## Written instruction
Copy every line of the records below that holds the word "JSON".

## Figure content listings
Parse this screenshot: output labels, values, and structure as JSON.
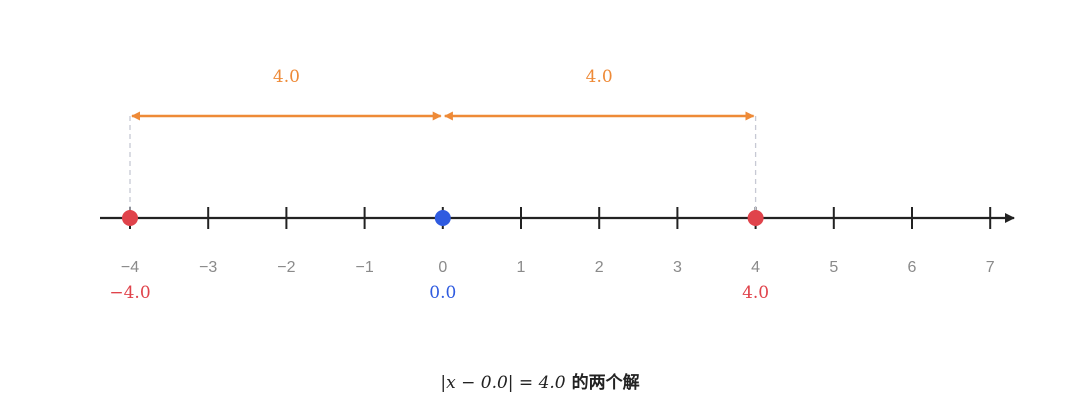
{
  "axis": {
    "min": -4,
    "max": 7,
    "tick_labels": [
      "−4",
      "−3",
      "−2",
      "−1",
      "0",
      "1",
      "2",
      "3",
      "4",
      "5",
      "6",
      "7"
    ]
  },
  "center": {
    "value": 0.0,
    "label": "0.0",
    "color": "#2f5be0"
  },
  "solutions": [
    {
      "value": -4.0,
      "label": "−4.0",
      "color": "#e0434b"
    },
    {
      "value": 4.0,
      "label": "4.0",
      "color": "#e0434b"
    }
  ],
  "distances": [
    {
      "from": -4.0,
      "to": 0.0,
      "label": "4.0"
    },
    {
      "from": 0.0,
      "to": 4.0,
      "label": "4.0"
    }
  ],
  "distance_color": "#ee8a37",
  "caption": {
    "equation": "|x − 0.0| = 4.0",
    "suffix": "的两个解"
  }
}
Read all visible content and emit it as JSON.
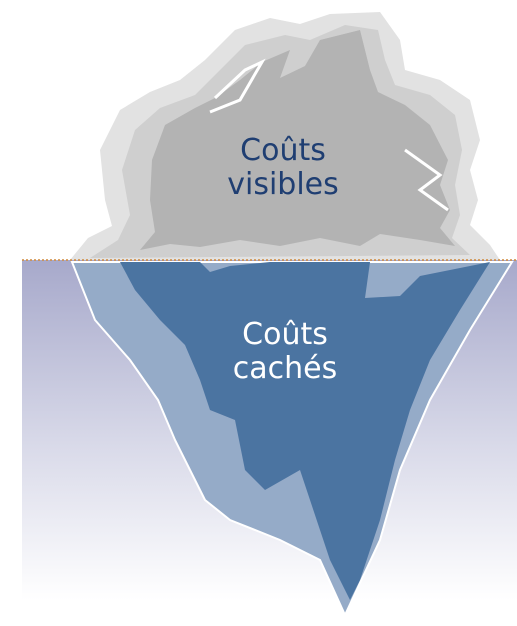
{
  "labels": {
    "above_water": "Coûts visibles",
    "below_water": "Coûts cachés"
  }
}
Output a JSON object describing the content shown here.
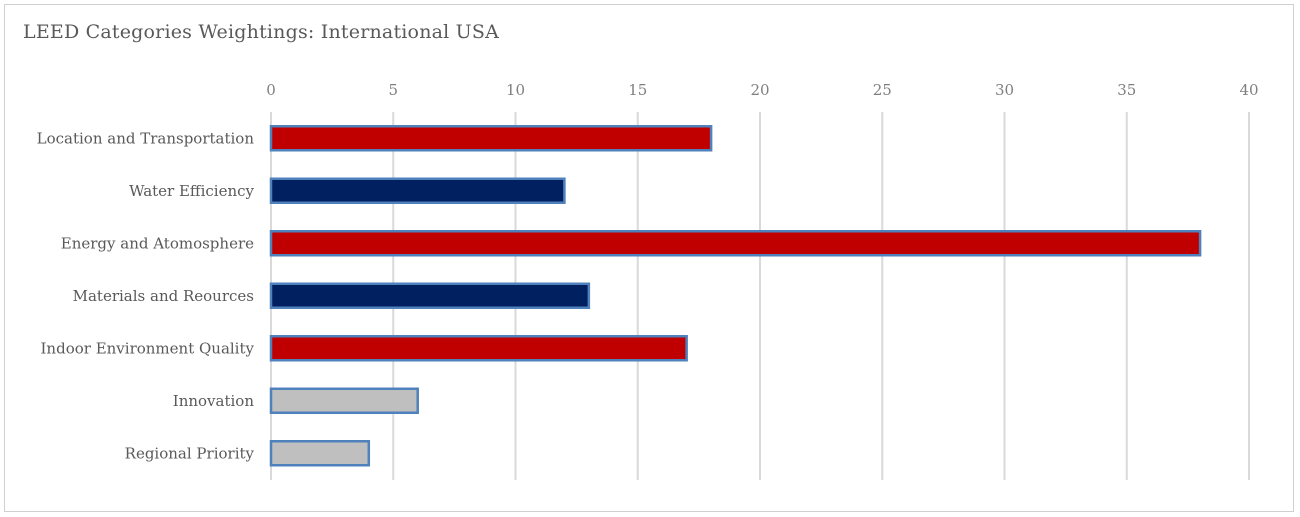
{
  "chart_data": {
    "type": "bar",
    "orientation": "horizontal",
    "title": "LEED Categories Weightings: International USA",
    "xlabel": "",
    "ylabel": "",
    "xlim": [
      0,
      40
    ],
    "x_ticks": [
      0,
      5,
      10,
      15,
      20,
      25,
      30,
      35,
      40
    ],
    "x_axis_position": "top",
    "grid": "vertical",
    "legend": "none",
    "categories": [
      "Location and Transportation",
      "Water Efficiency",
      "Energy and Atomosphere",
      "Materials and Reources",
      "Indoor Environment Quality",
      "Innovation",
      "Regional Priority"
    ],
    "values": [
      18,
      12,
      38,
      13,
      17,
      6,
      4
    ],
    "bar_colors": [
      "#c00000",
      "#002060",
      "#c00000",
      "#002060",
      "#c00000",
      "#bfbfbf",
      "#bfbfbf"
    ],
    "bar_border_color": "#4f81bd",
    "grid_color": "#d9d9d9"
  }
}
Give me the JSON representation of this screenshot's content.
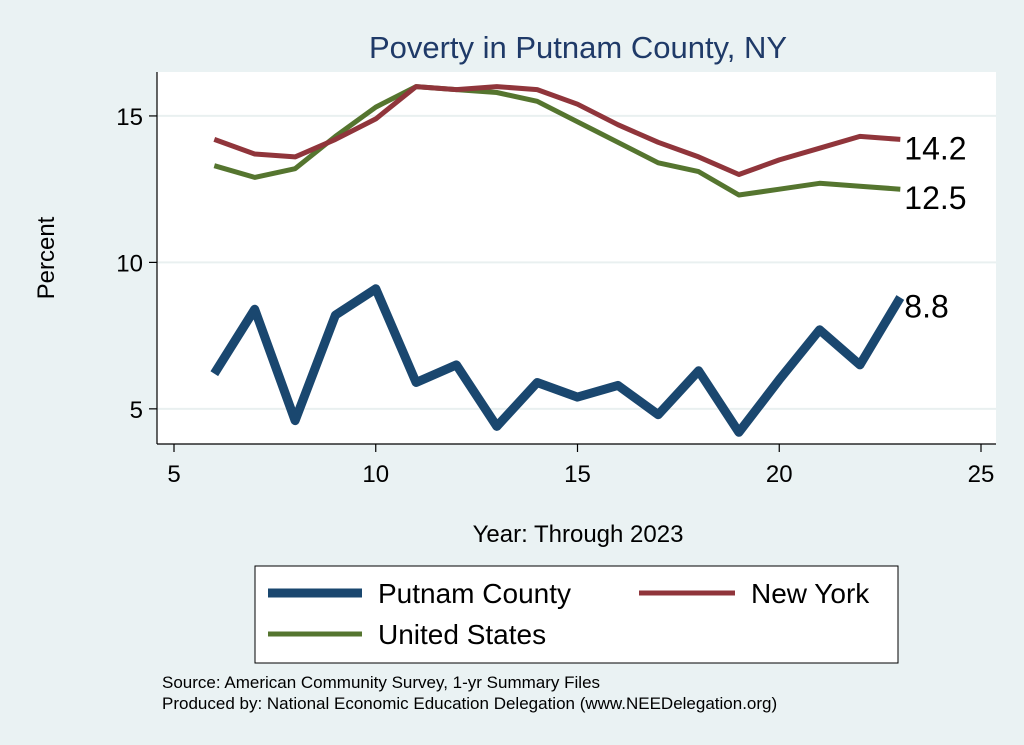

## Problem solution
Parse this screenshot: output labels, values, and structure as JSON.
Read all visible content and emit it as JSON.
Output a JSON object describing the content shown here.
Give me the JSON representation of this screenshot's content.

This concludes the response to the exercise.